(What to produce):
Locate the lines of the listing below that hold "Effect", then copy each of them.

(Provided data):
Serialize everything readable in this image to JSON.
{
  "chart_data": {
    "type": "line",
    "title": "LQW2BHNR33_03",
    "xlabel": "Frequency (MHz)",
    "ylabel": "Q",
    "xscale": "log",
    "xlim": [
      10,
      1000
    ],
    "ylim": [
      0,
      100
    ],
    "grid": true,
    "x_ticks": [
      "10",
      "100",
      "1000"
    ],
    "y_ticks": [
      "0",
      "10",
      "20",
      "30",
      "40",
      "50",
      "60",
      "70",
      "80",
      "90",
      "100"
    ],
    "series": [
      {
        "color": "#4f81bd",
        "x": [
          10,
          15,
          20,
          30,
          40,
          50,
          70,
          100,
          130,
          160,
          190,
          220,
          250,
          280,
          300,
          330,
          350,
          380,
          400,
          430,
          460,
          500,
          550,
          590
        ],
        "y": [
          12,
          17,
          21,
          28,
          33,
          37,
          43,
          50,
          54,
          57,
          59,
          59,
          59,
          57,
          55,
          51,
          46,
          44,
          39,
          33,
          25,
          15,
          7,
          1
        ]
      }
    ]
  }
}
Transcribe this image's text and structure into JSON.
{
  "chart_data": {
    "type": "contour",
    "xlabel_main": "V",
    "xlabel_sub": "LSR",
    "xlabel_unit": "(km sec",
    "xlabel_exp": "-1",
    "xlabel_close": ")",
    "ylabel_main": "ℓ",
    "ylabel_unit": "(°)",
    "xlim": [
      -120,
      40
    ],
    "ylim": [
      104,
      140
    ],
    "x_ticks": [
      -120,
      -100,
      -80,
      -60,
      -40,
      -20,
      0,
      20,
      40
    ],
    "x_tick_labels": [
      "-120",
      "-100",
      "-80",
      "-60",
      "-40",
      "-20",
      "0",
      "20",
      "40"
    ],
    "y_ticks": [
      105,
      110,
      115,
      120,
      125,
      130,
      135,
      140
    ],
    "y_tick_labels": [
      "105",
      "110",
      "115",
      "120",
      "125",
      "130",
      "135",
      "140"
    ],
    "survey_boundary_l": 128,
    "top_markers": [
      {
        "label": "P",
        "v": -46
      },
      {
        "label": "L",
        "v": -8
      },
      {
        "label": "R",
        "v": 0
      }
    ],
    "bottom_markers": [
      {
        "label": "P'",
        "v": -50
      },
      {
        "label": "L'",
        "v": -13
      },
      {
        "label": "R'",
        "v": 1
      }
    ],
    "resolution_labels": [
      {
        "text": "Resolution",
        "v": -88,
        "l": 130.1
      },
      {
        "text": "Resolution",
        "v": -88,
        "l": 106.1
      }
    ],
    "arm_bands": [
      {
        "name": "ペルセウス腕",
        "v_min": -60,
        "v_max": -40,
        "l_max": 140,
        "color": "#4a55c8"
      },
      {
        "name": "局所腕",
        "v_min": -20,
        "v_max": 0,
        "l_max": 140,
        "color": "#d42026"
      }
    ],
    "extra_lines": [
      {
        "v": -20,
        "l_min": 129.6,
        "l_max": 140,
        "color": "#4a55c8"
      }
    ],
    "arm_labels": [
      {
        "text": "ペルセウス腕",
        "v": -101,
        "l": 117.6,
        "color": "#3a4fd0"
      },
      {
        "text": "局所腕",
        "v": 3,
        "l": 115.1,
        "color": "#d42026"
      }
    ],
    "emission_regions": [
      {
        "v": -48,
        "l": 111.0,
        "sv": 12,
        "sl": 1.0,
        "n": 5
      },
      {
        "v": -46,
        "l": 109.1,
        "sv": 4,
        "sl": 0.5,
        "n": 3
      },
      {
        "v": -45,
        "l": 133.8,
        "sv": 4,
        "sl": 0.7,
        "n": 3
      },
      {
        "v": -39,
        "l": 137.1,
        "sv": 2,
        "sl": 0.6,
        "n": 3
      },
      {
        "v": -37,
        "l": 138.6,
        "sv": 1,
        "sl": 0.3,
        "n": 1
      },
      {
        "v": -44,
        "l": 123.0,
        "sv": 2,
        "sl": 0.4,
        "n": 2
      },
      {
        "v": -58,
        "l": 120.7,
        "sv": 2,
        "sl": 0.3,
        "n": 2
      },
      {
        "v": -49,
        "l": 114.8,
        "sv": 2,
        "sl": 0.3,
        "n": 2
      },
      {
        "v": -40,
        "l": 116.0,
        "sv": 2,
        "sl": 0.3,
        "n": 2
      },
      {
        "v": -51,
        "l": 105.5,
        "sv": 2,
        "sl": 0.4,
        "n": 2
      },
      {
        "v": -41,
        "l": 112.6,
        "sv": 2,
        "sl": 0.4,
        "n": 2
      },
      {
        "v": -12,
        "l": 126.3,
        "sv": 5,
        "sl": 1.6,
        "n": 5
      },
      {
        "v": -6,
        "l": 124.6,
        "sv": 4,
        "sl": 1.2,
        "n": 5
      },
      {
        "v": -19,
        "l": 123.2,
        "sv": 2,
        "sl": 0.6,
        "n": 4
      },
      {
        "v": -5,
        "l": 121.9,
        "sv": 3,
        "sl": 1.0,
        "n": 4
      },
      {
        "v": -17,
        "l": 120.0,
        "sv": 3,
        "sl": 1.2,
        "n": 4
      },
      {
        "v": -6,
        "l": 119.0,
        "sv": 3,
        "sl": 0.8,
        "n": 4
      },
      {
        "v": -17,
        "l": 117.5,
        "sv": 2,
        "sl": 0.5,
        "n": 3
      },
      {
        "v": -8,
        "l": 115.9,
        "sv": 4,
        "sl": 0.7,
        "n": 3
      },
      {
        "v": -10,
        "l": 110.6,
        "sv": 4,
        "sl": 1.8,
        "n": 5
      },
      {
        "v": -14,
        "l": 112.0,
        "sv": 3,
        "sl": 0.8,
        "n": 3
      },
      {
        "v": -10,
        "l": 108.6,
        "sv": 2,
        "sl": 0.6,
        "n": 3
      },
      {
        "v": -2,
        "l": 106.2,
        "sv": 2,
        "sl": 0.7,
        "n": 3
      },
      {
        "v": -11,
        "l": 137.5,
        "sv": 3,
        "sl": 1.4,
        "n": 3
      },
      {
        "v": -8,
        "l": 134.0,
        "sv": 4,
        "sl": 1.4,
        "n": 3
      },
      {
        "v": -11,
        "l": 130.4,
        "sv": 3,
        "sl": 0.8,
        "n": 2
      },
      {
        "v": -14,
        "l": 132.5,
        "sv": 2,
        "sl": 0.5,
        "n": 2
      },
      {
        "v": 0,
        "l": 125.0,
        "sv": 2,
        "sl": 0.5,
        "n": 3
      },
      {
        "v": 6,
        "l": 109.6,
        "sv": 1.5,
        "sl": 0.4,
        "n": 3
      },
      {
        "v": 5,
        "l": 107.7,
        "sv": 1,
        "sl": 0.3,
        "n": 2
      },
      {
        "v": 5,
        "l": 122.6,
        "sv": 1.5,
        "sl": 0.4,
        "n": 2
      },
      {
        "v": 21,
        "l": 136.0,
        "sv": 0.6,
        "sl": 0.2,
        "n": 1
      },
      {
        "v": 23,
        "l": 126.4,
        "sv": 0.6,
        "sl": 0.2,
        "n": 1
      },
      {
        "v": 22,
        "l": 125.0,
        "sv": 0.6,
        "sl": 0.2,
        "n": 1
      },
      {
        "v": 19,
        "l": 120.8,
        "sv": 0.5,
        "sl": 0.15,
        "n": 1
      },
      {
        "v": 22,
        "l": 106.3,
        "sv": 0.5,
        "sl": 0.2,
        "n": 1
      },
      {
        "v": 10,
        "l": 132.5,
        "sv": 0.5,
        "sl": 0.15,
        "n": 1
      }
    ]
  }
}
==
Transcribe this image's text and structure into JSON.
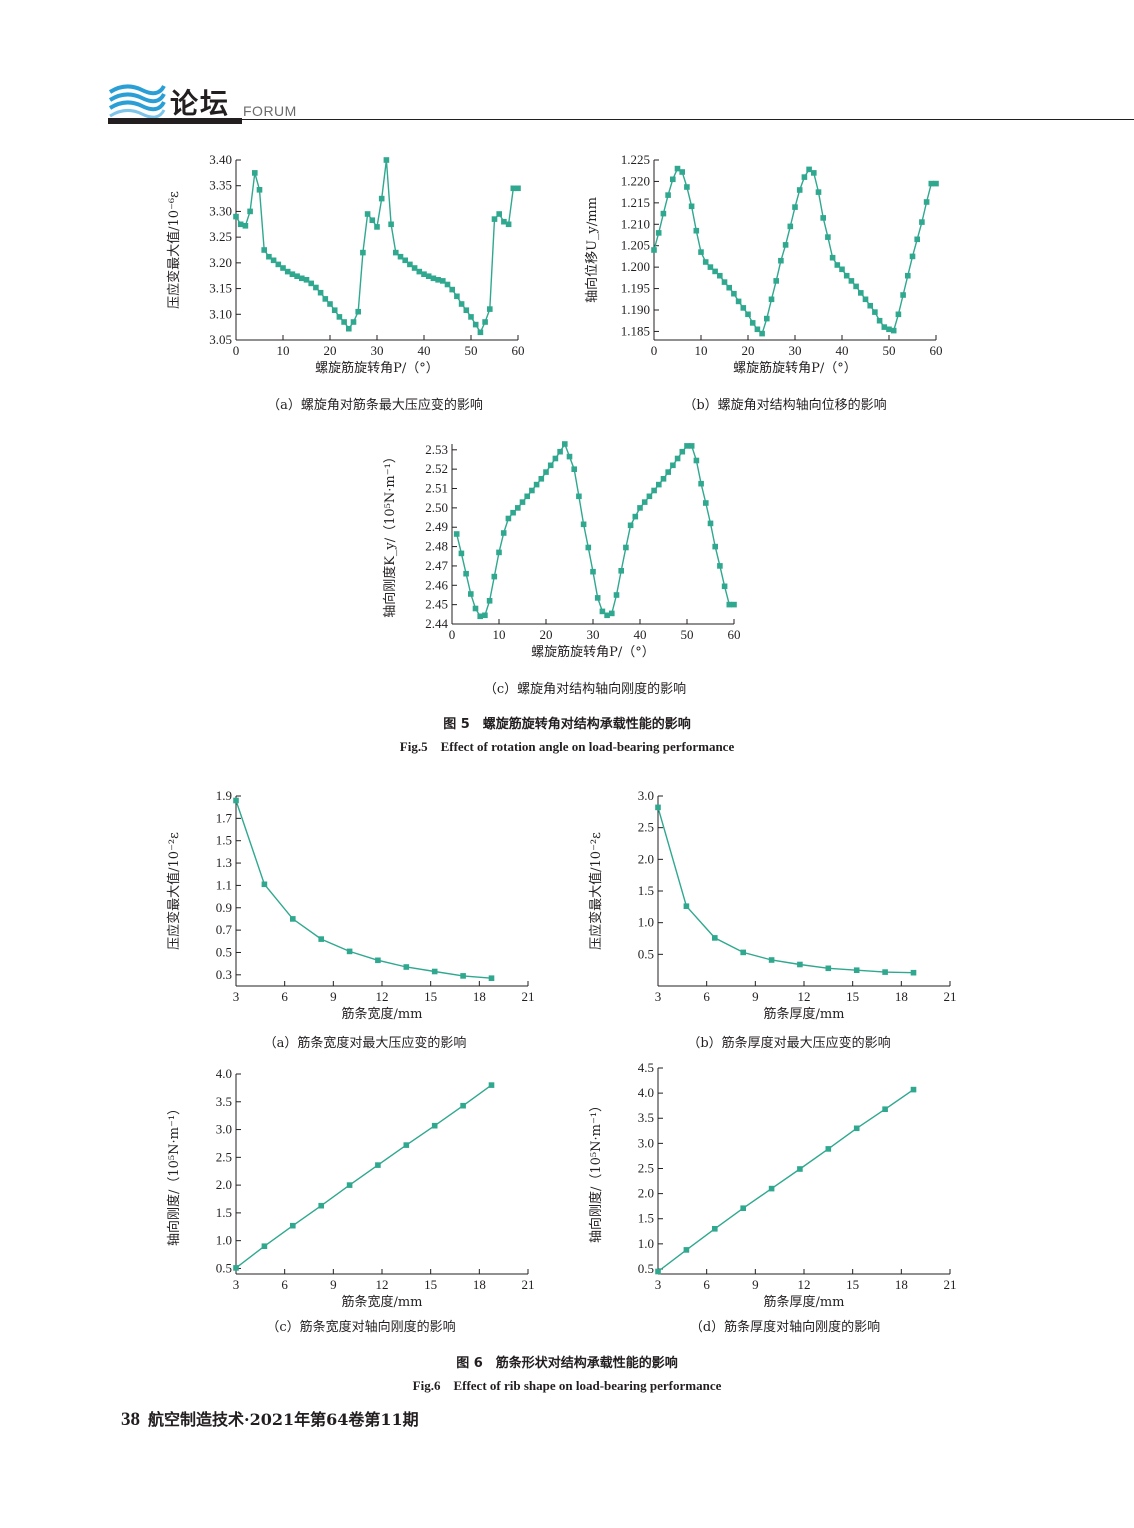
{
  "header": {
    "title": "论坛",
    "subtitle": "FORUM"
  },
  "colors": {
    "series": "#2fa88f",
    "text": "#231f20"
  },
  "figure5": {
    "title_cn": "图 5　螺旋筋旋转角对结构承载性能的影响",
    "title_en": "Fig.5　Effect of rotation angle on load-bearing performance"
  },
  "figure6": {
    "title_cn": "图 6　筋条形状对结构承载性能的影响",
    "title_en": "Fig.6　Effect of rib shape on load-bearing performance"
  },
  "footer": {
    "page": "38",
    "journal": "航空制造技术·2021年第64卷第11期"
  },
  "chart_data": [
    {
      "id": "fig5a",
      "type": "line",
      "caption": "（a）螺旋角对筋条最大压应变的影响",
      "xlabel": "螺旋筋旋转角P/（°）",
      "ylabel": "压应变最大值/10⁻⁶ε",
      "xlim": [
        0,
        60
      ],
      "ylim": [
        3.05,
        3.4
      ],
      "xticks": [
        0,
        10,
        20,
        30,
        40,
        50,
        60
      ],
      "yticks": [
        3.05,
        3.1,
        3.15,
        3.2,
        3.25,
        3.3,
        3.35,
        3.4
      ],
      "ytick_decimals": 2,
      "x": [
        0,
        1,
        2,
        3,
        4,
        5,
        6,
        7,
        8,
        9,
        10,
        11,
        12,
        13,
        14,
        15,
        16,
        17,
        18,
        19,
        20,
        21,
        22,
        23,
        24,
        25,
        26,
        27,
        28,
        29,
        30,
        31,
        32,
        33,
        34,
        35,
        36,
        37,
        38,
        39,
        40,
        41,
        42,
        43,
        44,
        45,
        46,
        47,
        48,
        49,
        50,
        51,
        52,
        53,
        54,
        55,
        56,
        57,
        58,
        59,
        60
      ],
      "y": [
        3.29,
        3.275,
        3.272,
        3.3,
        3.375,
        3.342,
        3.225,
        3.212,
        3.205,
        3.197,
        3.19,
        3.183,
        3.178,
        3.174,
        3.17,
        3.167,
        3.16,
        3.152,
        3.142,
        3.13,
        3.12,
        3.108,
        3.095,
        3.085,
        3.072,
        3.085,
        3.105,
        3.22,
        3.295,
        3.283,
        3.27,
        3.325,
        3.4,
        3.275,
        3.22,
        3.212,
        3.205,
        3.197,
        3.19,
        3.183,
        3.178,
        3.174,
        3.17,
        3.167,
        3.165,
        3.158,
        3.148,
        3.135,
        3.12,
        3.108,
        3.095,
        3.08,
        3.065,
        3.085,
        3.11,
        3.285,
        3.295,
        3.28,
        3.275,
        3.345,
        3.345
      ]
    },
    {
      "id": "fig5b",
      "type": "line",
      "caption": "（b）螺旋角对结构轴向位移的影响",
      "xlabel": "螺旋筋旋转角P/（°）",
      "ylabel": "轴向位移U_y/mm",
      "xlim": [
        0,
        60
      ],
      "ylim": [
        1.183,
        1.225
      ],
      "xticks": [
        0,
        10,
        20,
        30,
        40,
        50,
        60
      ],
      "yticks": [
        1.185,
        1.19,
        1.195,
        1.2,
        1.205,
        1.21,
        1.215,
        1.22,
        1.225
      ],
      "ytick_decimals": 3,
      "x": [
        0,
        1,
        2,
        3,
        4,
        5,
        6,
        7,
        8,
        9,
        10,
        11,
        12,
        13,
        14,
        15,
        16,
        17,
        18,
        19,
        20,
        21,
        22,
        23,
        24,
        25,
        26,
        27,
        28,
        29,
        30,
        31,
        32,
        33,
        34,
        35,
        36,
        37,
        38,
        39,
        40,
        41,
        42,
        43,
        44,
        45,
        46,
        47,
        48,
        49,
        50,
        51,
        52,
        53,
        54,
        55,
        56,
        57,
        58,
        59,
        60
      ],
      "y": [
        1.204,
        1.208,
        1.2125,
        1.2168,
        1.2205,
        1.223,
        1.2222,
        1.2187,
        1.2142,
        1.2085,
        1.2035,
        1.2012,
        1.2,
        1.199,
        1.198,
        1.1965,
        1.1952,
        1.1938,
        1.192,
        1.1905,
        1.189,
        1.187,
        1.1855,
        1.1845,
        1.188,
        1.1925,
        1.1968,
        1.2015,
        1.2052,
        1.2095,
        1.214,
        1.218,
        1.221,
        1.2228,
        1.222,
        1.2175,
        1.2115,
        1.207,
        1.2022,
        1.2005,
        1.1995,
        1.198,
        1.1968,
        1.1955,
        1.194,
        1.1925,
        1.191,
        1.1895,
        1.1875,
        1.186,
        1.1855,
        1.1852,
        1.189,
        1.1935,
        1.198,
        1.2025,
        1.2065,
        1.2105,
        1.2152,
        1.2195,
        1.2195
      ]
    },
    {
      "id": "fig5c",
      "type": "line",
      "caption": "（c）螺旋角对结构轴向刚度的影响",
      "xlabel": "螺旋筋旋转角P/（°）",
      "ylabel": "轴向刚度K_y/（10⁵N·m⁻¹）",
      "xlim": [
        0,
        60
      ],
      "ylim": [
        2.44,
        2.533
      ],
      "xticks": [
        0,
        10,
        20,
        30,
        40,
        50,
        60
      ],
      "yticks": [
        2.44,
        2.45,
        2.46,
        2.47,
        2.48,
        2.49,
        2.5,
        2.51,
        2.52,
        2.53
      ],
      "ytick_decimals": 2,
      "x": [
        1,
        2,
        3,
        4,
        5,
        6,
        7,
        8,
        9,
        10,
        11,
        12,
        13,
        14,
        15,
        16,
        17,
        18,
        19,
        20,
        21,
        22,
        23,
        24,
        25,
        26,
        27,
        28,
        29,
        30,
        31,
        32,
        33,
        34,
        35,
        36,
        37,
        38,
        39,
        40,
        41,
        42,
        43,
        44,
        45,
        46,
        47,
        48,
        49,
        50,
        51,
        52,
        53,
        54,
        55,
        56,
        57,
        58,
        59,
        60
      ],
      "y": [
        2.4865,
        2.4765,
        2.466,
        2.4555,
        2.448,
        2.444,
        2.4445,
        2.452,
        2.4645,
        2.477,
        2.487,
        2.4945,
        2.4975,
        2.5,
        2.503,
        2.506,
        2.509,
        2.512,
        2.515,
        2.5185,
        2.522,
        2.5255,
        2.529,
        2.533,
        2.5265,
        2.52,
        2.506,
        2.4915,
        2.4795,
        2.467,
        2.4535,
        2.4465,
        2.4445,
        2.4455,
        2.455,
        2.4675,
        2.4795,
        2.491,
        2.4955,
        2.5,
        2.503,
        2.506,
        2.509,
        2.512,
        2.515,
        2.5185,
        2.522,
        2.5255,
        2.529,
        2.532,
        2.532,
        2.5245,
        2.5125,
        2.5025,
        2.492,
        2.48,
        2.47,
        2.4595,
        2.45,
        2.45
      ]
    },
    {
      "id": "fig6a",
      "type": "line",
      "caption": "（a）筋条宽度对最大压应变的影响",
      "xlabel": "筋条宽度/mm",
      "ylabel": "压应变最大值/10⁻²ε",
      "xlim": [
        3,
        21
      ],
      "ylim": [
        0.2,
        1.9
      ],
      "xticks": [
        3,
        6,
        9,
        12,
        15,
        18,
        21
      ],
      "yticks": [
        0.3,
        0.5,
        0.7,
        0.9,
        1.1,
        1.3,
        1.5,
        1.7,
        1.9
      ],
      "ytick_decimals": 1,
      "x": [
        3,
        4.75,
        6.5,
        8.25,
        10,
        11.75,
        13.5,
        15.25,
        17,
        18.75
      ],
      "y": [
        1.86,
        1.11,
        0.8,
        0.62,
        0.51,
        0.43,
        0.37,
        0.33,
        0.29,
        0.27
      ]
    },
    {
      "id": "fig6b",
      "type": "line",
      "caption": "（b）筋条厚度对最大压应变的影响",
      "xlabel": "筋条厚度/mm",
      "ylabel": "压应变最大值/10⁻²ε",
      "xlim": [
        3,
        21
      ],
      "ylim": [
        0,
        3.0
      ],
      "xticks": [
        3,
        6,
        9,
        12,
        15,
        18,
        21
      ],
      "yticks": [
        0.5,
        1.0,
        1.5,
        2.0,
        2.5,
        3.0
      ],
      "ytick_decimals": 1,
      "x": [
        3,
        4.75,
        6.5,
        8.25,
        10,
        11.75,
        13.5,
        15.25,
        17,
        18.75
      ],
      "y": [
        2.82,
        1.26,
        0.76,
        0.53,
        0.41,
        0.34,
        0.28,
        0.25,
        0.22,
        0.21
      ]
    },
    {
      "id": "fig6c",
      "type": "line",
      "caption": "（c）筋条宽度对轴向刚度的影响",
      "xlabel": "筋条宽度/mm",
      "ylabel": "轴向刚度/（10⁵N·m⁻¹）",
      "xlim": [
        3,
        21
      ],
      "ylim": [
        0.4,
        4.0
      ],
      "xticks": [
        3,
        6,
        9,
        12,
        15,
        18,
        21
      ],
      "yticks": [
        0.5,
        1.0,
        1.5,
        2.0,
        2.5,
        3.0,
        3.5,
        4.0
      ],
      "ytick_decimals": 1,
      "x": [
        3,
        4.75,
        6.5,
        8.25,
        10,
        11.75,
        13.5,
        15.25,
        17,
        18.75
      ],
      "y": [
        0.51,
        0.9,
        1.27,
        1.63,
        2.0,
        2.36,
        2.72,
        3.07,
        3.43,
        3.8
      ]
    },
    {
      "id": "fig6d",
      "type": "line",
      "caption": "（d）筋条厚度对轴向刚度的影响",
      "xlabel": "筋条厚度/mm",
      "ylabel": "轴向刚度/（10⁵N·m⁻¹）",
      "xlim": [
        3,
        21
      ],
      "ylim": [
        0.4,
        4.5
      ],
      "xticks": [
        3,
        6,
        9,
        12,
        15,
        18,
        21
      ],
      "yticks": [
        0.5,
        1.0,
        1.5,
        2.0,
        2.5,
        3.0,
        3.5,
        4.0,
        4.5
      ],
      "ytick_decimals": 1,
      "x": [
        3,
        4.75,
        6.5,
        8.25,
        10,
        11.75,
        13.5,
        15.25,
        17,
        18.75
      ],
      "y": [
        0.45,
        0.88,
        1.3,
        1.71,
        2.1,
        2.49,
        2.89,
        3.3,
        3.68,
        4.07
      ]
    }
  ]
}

(Result of the exercise):
    "title_en": "Fig.5　Effect of rotation angle on load-bearing performance"
    "title_en": "Fig.6　Effect of rib shape on load-bearing performance"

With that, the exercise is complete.